Below are entries; copy exactly, and only, the lines from the one containing "Type out the text in this image." through their final line, leaving out pictures.

● ● ●

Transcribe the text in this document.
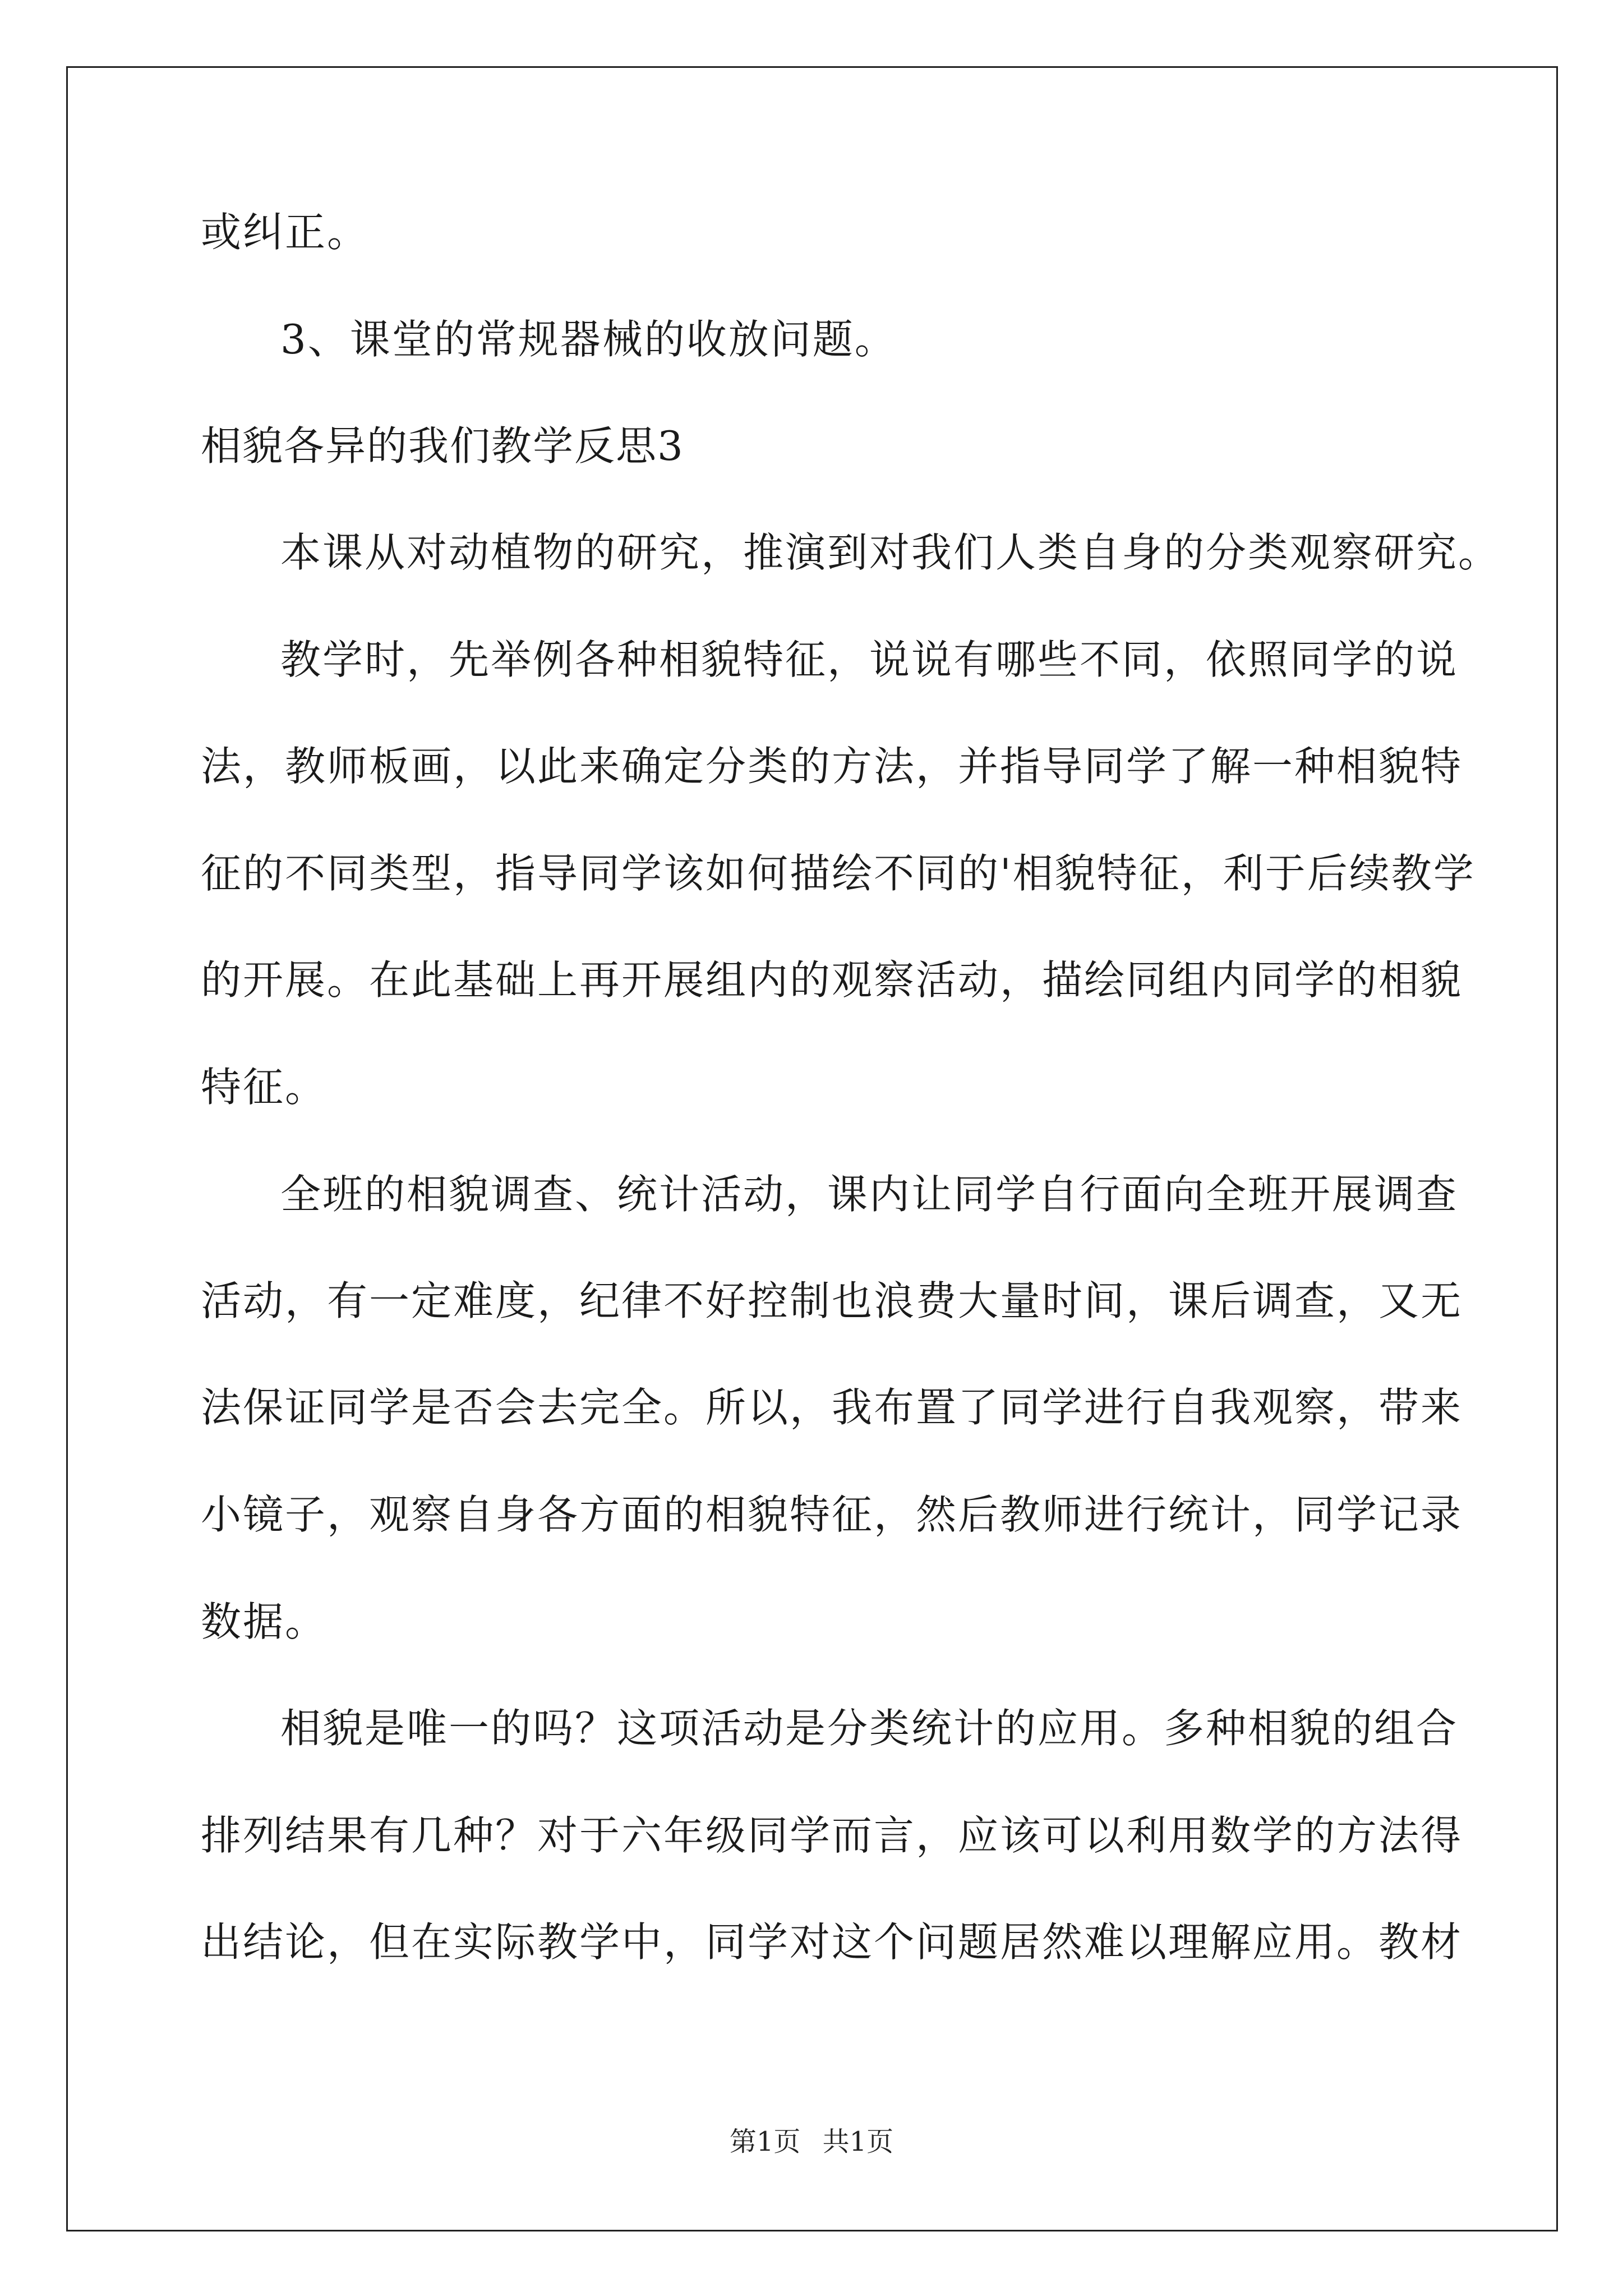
或纠正。
3、课堂的常规器械的收放问题。
相貌各异的我们教学反思3
本课从对动植物的研究，推演到对我们人类自身的分类观察研究。
教学时，先举例各种相貌特征，说说有哪些不同，依照同学的说
法，教师板画，以此来确定分类的方法，并指导同学了解一种相貌特
征的不同类型，指导同学该如何描绘不同的'相貌特征，利于后续教学
的开展。在此基础上再开展组内的观察活动，描绘同组内同学的相貌
特征。
全班的相貌调查、统计活动，课内让同学自行面向全班开展调查
活动，有一定难度，纪律不好控制也浪费大量时间，课后调查，又无
法保证同学是否会去完全。所以，我布置了同学进行自我观察，带来
小镜子，观察自身各方面的相貌特征，然后教师进行统计，同学记录
数据。
相貌是唯一的吗？这项活动是分类统计的应用。多种相貌的组合
排列结果有几种？对于六年级同学而言，应该可以利用数学的方法得
出结论，但在实际教学中，同学对这个问题居然难以理解应用。教材
第1页 共1页
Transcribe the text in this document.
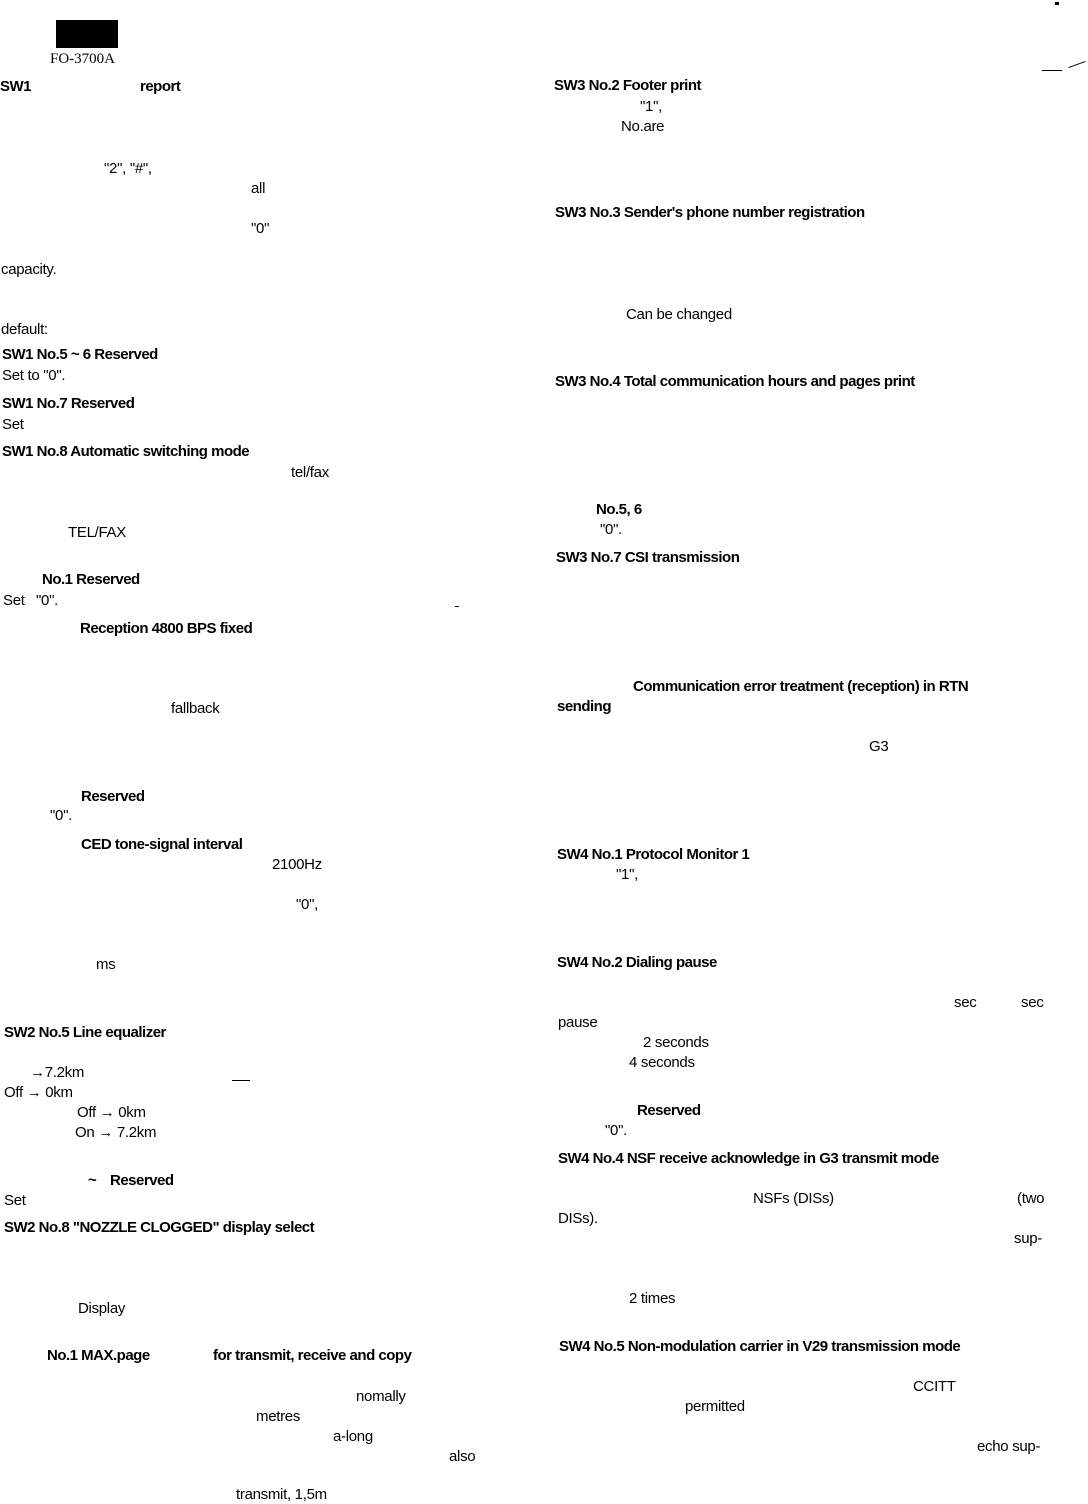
FO-3700A
SW1	report
"2", "#",
all
"0"
capacity.
default:
SW1 No.5 ~ 6 Reserved
Set to "0".
SW1 No.7 Reserved
Set
SW1 No.8 Automatic switching mode
tel/fax
TEL/FAX
No.1 Reserved
Set "0".
Reception 4800 BPS fixed
fallback
Reserved
"0".
CED tone-signal interval
2100Hz
"0",
ms
SW2 No.5 Line equalizer
→7.2km
Off → 0km
Off → 0km
On → 7.2km
~ Reserved
Set
SW2 No.8 "NOZZLE CLOGGED" display select
Display
No.1 MAX.page	for transmit, receive and copy
nomally
metres
a-long
also
transmit, 1,5m
SW3 No.2 Footer print
"1",
No.are
SW3 No.3 Sender's phone number registration
Can be changed
SW3 No.4 Total communication hours and pages print
No.5, 6
"0".
SW3 No.7 CSI transmission
Communication error treatment (reception) in RTN
sending
G3
SW4 No.1 Protocol Monitor 1
"1",
SW4 No.2 Dialing pause
sec	sec
pause
2 seconds
4 seconds
Reserved
"0".
SW4 No.4 NSF receive acknowledge in G3 transmit mode
NSFs (DISs)	(two
DISs).
sup-
2 times
SW4 No.5 Non-modulation carrier in V29 transmission mode
CCITT
permitted
echo sup-
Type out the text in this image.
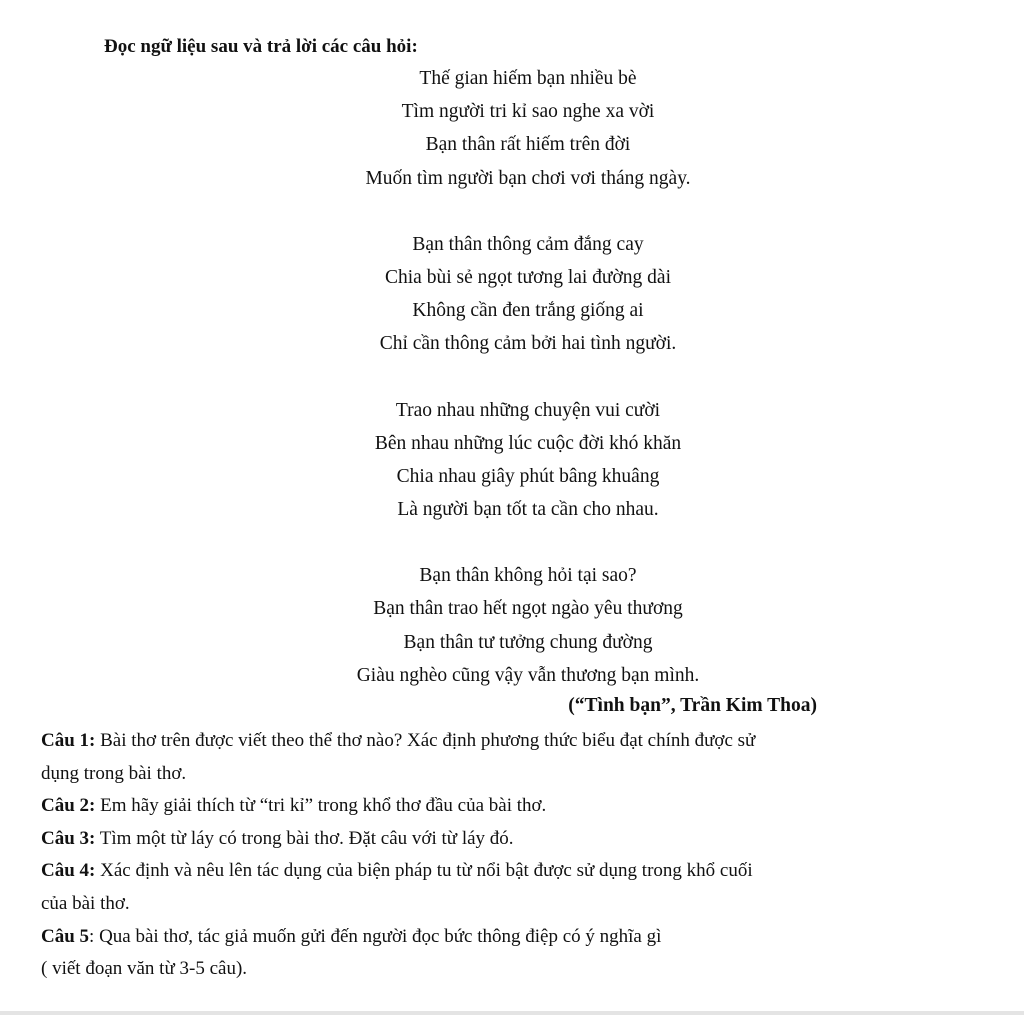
Đọc ngữ liệu sau và trả lời các câu hỏi:
Thế gian hiếm bạn nhiều bè
Tìm người tri kỉ sao nghe xa vời
Bạn thân rất hiếm trên đời
Muốn tìm người bạn chơi vơi tháng ngày.
Bạn thân thông cảm đắng cay
Chia bùi sẻ ngọt tương lai đường dài
Không cần đen trắng giống ai
Chỉ cần thông cảm bởi hai tình người.
Trao nhau những chuyện vui cười
Bên nhau những lúc cuộc đời khó khăn
Chia nhau giây phút bâng khuâng
Là người bạn tốt ta cần cho nhau.
Bạn thân không hỏi tại sao?
Bạn thân trao hết ngọt ngào yêu thương
Bạn thân tư tưởng chung đường
Giàu nghèo cũng vậy vẫn thương bạn mình.
(“Tình bạn”, Trần Kim Thoa)
Câu 1: Bài thơ trên được viết theo thể thơ nào? Xác định phương thức biểu đạt chính được sử
dụng trong bài thơ.
Câu 2: Em hãy giải thích từ “tri kỉ” trong khổ thơ đầu của bài thơ.
Câu 3: Tìm một từ láy có trong bài thơ. Đặt câu với từ láy đó.
Câu 4: Xác định và nêu lên tác dụng của biện pháp tu từ nổi bật được sử dụng trong khổ cuối
của bài thơ.
Câu 5: Qua bài thơ, tác giả muốn gửi đến người đọc bức thông điệp có ý nghĩa gì
( viết đoạn văn từ 3-5 câu).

● ● ●

*In response:*
Type out the text in this image.
Đọc ngữ liệu sau và trả lời các câu hỏi:
Thế gian hiếm bạn nhiều bè
Tìm người tri kỉ sao nghe xa vời
Bạn thân rất hiếm trên đời
Muốn tìm người bạn chơi vơi tháng ngày.
Bạn thân thông cảm đắng cay
Chia bùi sẻ ngọt tương lai đường dài
Không cần đen trắng giống ai
Chỉ cần thông cảm bởi hai tình người.
Trao nhau những chuyện vui cười
Bên nhau những lúc cuộc đời khó khăn
Chia nhau giây phút bâng khuâng
Là người bạn tốt ta cần cho nhau.
Bạn thân không hỏi tại sao?
Bạn thân trao hết ngọt ngào yêu thương
Bạn thân tư tưởng chung đường
Giàu nghèo cũng vậy vẫn thương bạn mình.
(“Tình bạn”, Trần Kim Thoa)
Câu 1: Bài thơ trên được viết theo thể thơ nào? Xác định phương thức biểu đạt chính được sử
dụng trong bài thơ.
Câu 2: Em hãy giải thích từ “tri kỉ” trong khổ thơ đầu của bài thơ.
Câu 3: Tìm một từ láy có trong bài thơ. Đặt câu với từ láy đó.
Câu 4: Xác định và nêu lên tác dụng của biện pháp tu từ nổi bật được sử dụng trong khổ cuối
của bài thơ.
Câu 5: Qua bài thơ, tác giả muốn gửi đến người đọc bức thông điệp có ý nghĩa gì
( viết đoạn văn từ 3-5 câu).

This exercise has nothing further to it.